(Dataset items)
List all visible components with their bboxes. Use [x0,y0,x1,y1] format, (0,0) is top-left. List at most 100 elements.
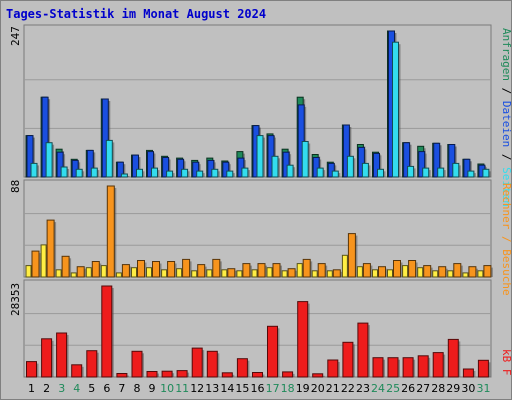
bar-rechner-day-21 [326,270,335,278]
bar-rechner-day-17 [266,267,274,278]
bar-seiten-day-16 [256,135,265,178]
bar-besuche-day-1-fill [31,250,40,278]
bar-seiten-day-30 [467,170,476,178]
bar-besuche-day-15-fill [242,263,251,278]
bar-dateien-day-4-fill [71,159,79,178]
bar-kbf-day-3-fill [56,332,68,378]
day-label-1: 1 [28,382,35,395]
bar-rechner-day-30-fill [462,272,469,278]
bar-dateien-day-26 [403,142,412,178]
bar-besuche-day-20 [317,263,328,278]
bar-besuche-day-4 [76,266,87,278]
legend-separator-2: / [500,147,512,167]
top-legend: Anfragen / Dateien / Seiten [500,28,512,207]
bar-besuche-day-18-fill [287,268,296,278]
bar-kbf-day-27 [417,355,431,378]
bar-rechner-day-3-fill [55,269,62,278]
bar-besuche-day-29 [453,263,463,278]
bar-besuche-day-21-fill [332,269,341,278]
bar-kbf-day-10 [161,370,175,378]
top-axis-max-label: 247 [9,26,22,46]
bar-rechner-day-12 [191,270,199,278]
bar-seiten-day-14 [226,170,235,178]
bar-dateien-day-22 [342,124,352,178]
bar-besuche-day-23-fill [362,263,371,278]
bar-rechner-day-1 [25,265,33,278]
bar-rechner-day-6-fill [100,265,107,278]
bar-kbf-day-7 [116,373,129,378]
bar-seiten-day-23-fill [361,162,369,178]
bar-kbf-day-14 [221,372,235,378]
bar-rechner-day-3 [55,269,64,278]
chart-bars [25,30,493,378]
bar-kbf-day-9-fill [146,371,158,378]
bar-seiten-day-8-fill [136,168,143,178]
day-label-11: 11 [175,382,189,395]
bar-kbf-day-30 [462,368,476,378]
bar-seiten-day-8 [136,168,145,178]
bar-rechner-day-7-fill [115,272,122,278]
bar-besuche-day-21 [332,269,343,278]
bar-besuche-day-5 [91,261,102,278]
bar-rechner-day-31 [477,270,485,278]
bar-kbf-day-19 [297,301,310,378]
bar-seiten-day-31 [482,168,491,178]
bar-dateien-day-8 [132,154,141,178]
day-label-2: 2 [43,382,50,395]
bar-dateien-day-9 [147,151,156,178]
bar-besuche-day-19-fill [302,258,311,278]
bar-rechner-day-20-fill [311,270,318,278]
bar-besuche-day-31 [483,265,493,278]
bar-kbf-day-10-fill [161,370,173,378]
bar-rechner-day-18-fill [281,270,288,278]
bar-kbf-day-18-fill [282,371,294,378]
bar-besuche-day-18 [287,268,298,278]
bar-seiten-day-5-fill [90,167,98,178]
bar-rechner-day-10-fill [161,269,168,278]
day-label-26: 26 [401,382,415,395]
bar-seiten-day-18 [286,164,296,178]
bar-seiten-day-6-fill [105,139,113,178]
bar-seiten-day-15 [241,167,250,178]
bar-seiten-day-3 [60,166,70,178]
bar-kbf-day-24 [372,357,385,378]
bar-besuche-day-24 [378,266,388,278]
bar-dateien-day-22-fill [342,124,350,178]
bar-besuche-day-19 [302,258,313,278]
bar-dateien-day-14-fill [222,161,230,178]
bar-kbf-day-29 [447,338,461,378]
day-label-31: 31 [477,382,491,395]
bar-seiten-day-15-fill [241,167,249,178]
bar-seiten-day-16-fill [256,135,264,178]
bar-dateien-day-3 [56,151,66,178]
bar-kbf-day-27-fill [417,355,429,378]
bar-kbf-day-9 [146,371,159,378]
bar-besuche-day-27-fill [423,265,432,278]
bar-besuche-day-13 [212,258,222,278]
day-label-10: 10 [160,382,174,395]
bar-besuche-day-30-fill [468,266,477,278]
bar-rechner-day-22 [341,254,350,278]
bar-besuche-day-31-fill [483,265,492,278]
bar-dateien-day-11-fill [177,158,185,178]
bar-besuche-day-28-fill [438,266,447,278]
bar-seiten-day-13 [211,168,220,178]
bar-besuche-day-3-fill [61,255,70,278]
bar-rechner-day-5-fill [85,267,92,278]
bar-rechner-day-1-fill [25,265,32,278]
bar-rechner-day-2 [40,244,49,278]
bar-seiten-day-4-fill [75,168,83,178]
bar-besuche-day-15 [242,263,252,278]
day-label-17: 17 [266,382,280,395]
bar-rechner-day-6 [100,265,109,278]
chart-title: Tages-Statistik im Monat August 2024 [6,7,266,21]
bar-seiten-day-28 [437,167,446,178]
bar-seiten-day-29 [452,162,461,178]
bar-dateien-day-13-fill [207,159,215,178]
bar-dateien-day-6-fill [101,98,109,178]
day-label-23: 23 [356,382,370,395]
bar-dateien-day-24 [373,152,382,178]
bar-besuche-day-11-fill [182,258,191,278]
bar-dateien-day-26-fill [403,142,411,178]
bar-kbf-day-11-fill [176,370,188,378]
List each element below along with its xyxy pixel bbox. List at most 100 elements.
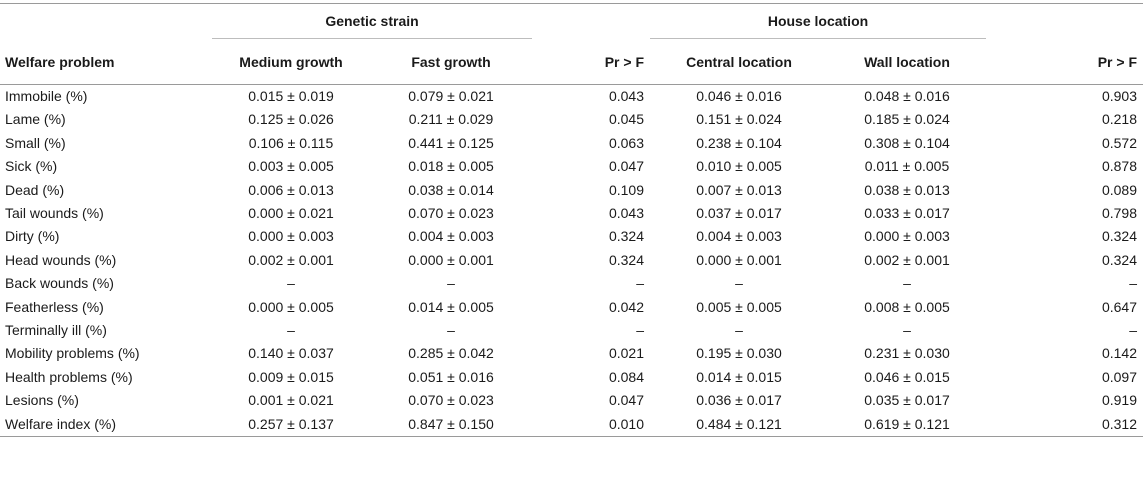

- [WORK REQUIRED]: Reproduce every line of the records above verbatim, omitting the pictures.

- [COMPLETE OUTPUT]:
List all visible components with their bboxes. Use [x0,y0,x1,y1] format, (0,0) is top-left. List at most 100 elements.
bar-rechner-day-21 [326,270,335,278]
bar-rechner-day-17 [266,267,274,278]
bar-seiten-day-16 [256,135,265,178]
bar-besuche-day-1-fill [31,250,40,278]
bar-seiten-day-30 [467,170,476,178]
bar-besuche-day-15-fill [242,263,251,278]
bar-dateien-day-4-fill [71,159,79,178]
bar-kbf-day-3-fill [56,332,68,378]
day-label-1: 1 [28,382,35,395]
bar-rechner-day-30-fill [462,272,469,278]
bar-dateien-day-26 [403,142,412,178]
bar-besuche-day-20 [317,263,328,278]
bar-besuche-day-4 [76,266,87,278]
legend-separator-2: / [500,147,512,167]
top-legend: Anfragen / Dateien / Seiten [500,28,512,207]
bar-besuche-day-18-fill [287,268,296,278]
bar-kbf-day-27 [417,355,431,378]
bar-rechner-day-3-fill [55,269,62,278]
bar-besuche-day-29 [453,263,463,278]
bar-besuche-day-21-fill [332,269,341,278]
bar-kbf-day-10 [161,370,175,378]
top-axis-max-label: 247 [9,26,22,46]
bar-rechner-day-12 [191,270,199,278]
bar-seiten-day-14 [226,170,235,178]
bar-dateien-day-22 [342,124,352,178]
bar-besuche-day-23-fill [362,263,371,278]
bar-rechner-day-1 [25,265,33,278]
bar-rechner-day-6-fill [100,265,107,278]
bar-kbf-day-7 [116,373,129,378]
bar-seiten-day-23-fill [361,162,369,178]
bar-kbf-day-14 [221,372,235,378]
bar-rechner-day-3 [55,269,64,278]
chart-bars [25,30,493,378]
bar-kbf-day-9-fill [146,371,158,378]
bar-seiten-day-8-fill [136,168,143,178]
day-label-11: 11 [175,382,189,395]
bar-kbf-day-30 [462,368,476,378]
bar-seiten-day-8 [136,168,145,178]
bar-rechner-day-7-fill [115,272,122,278]
bar-besuche-day-21 [332,269,343,278]
bar-besuche-day-5 [91,261,102,278]
bar-rechner-day-31 [477,270,485,278]
bar-kbf-day-19 [297,301,310,378]
bar-seiten-day-31 [482,168,491,178]
bar-dateien-day-8 [132,154,141,178]
day-label-2: 2 [43,382,50,395]
bar-dateien-day-9 [147,151,156,178]
bar-besuche-day-19-fill [302,258,311,278]
bar-rechner-day-20-fill [311,270,318,278]
bar-besuche-day-31 [483,265,493,278]
bar-kbf-day-10-fill [161,370,173,378]
bar-rechner-day-18-fill [281,270,288,278]
bar-kbf-day-18-fill [282,371,294,378]
bar-besuche-day-18 [287,268,298,278]
bar-seiten-day-5-fill [90,167,98,178]
bar-rechner-day-10-fill [161,269,168,278]
day-label-26: 26 [401,382,415,395]
bar-seiten-day-18 [286,164,296,178]
bar-seiten-day-6-fill [105,139,113,178]
bar-seiten-day-15 [241,167,250,178]
bar-seiten-day-3 [60,166,70,178]
bar-kbf-day-24 [372,357,385,378]
bar-besuche-day-24 [378,266,388,278]
bar-dateien-day-22-fill [342,124,350,178]
bar-besuche-day-19 [302,258,313,278]
bar-dateien-day-14-fill [222,161,230,178]
bar-kbf-day-29 [447,338,461,378]
day-label-31: 31 [477,382,491,395]
bar-seiten-day-15-fill [241,167,249,178]
bar-seiten-day-16-fill [256,135,264,178]
bar-dateien-day-3 [56,151,66,178]
bar-kbf-day-27-fill [417,355,429,378]
bar-kbf-day-9 [146,371,159,378]
bar-besuche-day-27-fill [423,265,432,278]
bar-besuche-day-13 [212,258,222,278]
day-label-10: 10 [160,382,174,395]
bar-besuche-day-30-fill [468,266,477,278]
bar-rechner-day-22 [341,254,350,278]
bar-besuche-day-31-fill [483,265,492,278]
bar-dateien-day-11-fill [177,158,185,178]
bar-besuche-day-28-fill [438,266,447,278]
bar-seiten-day-13 [211,168,220,178]
bar-besuche-day-3-fill [61,255,70,278]
bar-rechner-day-5-fill [85,267,92,278]
bar-rechner-day-1-fill [25,265,32,278]
bar-rechner-day-2 [40,244,49,278]
bar-seiten-day-4-fill [75,168,83,178]
bar-besuche-day-15 [242,263,252,278]
day-label-17: 17 [266,382,280,395]
bar-rechner-day-6 [100,265,109,278]
chart-title: Tages-Statistik im Monat August 2024 [6,7,266,21]
bar-seiten-day-28 [437,167,446,178]
bar-seiten-day-29 [452,162,461,178]
bar-dateien-day-13-fill [207,159,215,178]
bar-dateien-day-6-fill [101,98,109,178]
day-label-23: 23 [356,382,370,395]
bar-dateien-day-24 [373,152,382,178]
bar-besuche-day-11-fill [182,258,191,278]
bar-dateien-day-26-fill [403,142,411,178]
bar-kbf-day-11-fill [176,370,188,378]
List each element below along with its xyxy pixel bbox. List at most 100 elements.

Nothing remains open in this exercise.